--- Stated goal ---
Identify the lines bearing the string "élus" and gather them.
----
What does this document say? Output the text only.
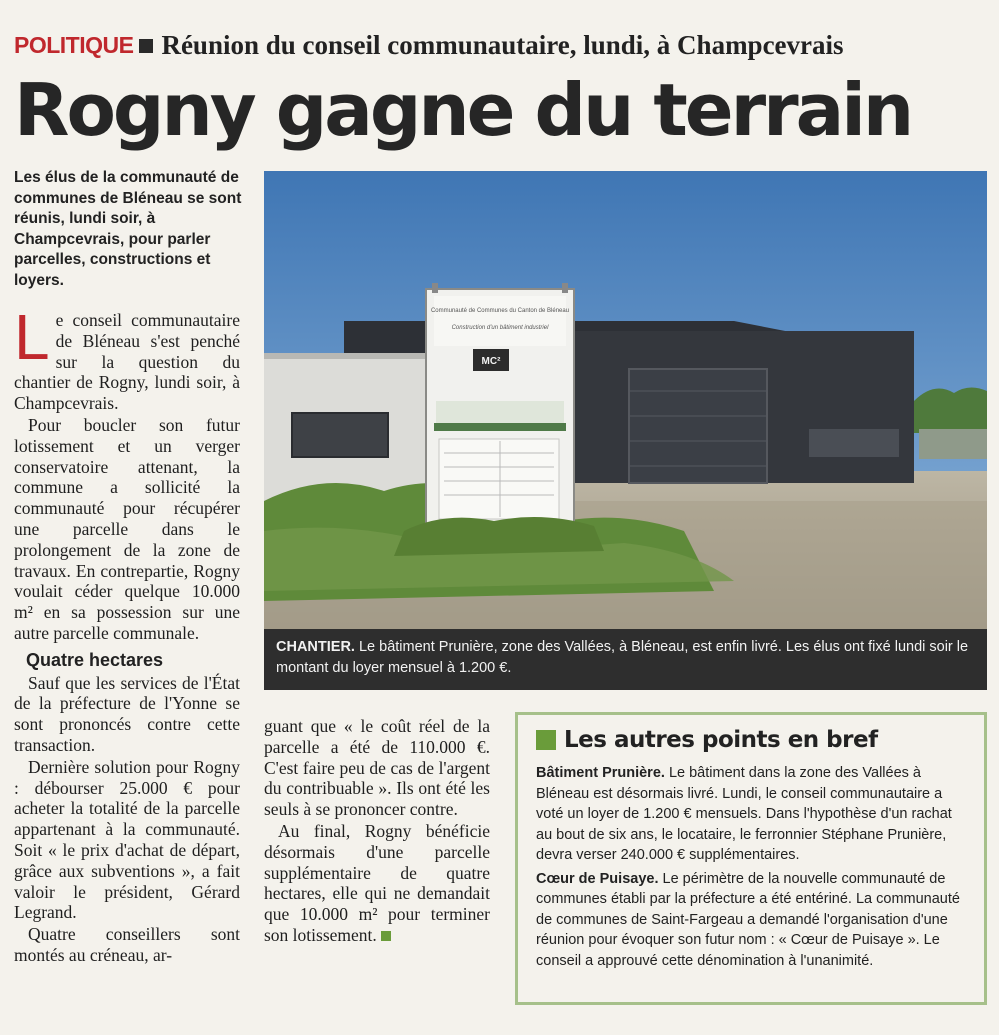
POLITIQUE Réunion du conseil communautaire, lundi, à Champcevrais
Rogny gagne du terrain
Les élus de la communauté de communes de Bléneau se sont réunis, lundi soir, à Champcevrais, pour parler parcelles, constructions et loyers.

Le conseil communautaire de Bléneau s'est penché sur la question du chantier de Rogny, lundi soir, à Champcevrais.

Pour boucler son futur lotissement et un verger conservatoire attenant, la commune a sollicité la communauté pour récupérer une parcelle dans le prolongement de la zone de travaux. En contrepartie, Rogny voulait céder quelque 10.000 m² en sa possession sur une autre parcelle communale.

Quatre hectares

Sauf que les services de l'État de la préfecture de l'Yonne se sont prononcés contre cette transaction.

Dernière solution pour Rogny : débourser 25.000 € pour acheter la totalité de la parcelle appartenant à la communauté. Soit « le prix d'achat de départ, grâce aux subventions », a fait valoir le président, Gérard Legrand.

Quatre conseillers sont montés au créneau, ar-

guant que « le coût réel de la parcelle a été de 110.000 €. C'est faire peu de cas de l'argent du contribuable ». Ils ont été les seuls à se prononcer contre.

Au final, Rogny bénéficie désormais d'une parcelle supplémentaire de quatre hectares, elle qui ne demandait que 10.000 m² pour terminer son lotissement.

Communauté de Communes du Canton de Bléneau
Construction d'un bâtiment industriel
MC²
CHANTIER. Le bâtiment Prunière, zone des Vallées, à Bléneau, est enfin livré. Les élus ont fixé lundi soir le montant du loyer mensuel à 1.200 €.
Les autres points en bref

Bâtiment Prunière. Le bâtiment dans la zone des Vallées à Bléneau est désormais livré. Lundi, le conseil communautaire a voté un loyer de 1.200 € mensuels. Dans l'hypothèse d'un rachat au bout de six ans, le locataire, le ferronnier Stéphane Prunière, devra verser 240.000 € supplémentaires.

Cœur de Puisaye. Le périmètre de la nouvelle communauté de communes établi par la préfecture a été entériné. La communauté de communes de Saint-Fargeau a demandé l'organisation d'une réunion pour évoquer son futur nom : « Cœur de Puisaye ». Le conseil a approuvé cette dénomination à l'unanimité.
----
--- Result below ---
Les élus de la communauté de communes de Bléneau se sont réunis, lundi soir, à Champcevrais, pour parler parcelles, constructions et loyers.
CHANTIER. Le bâtiment Prunière, zone des Vallées, à Bléneau, est enfin livré. Les élus ont fixé lundi soir le montant du loyer mensuel à 1.200 €.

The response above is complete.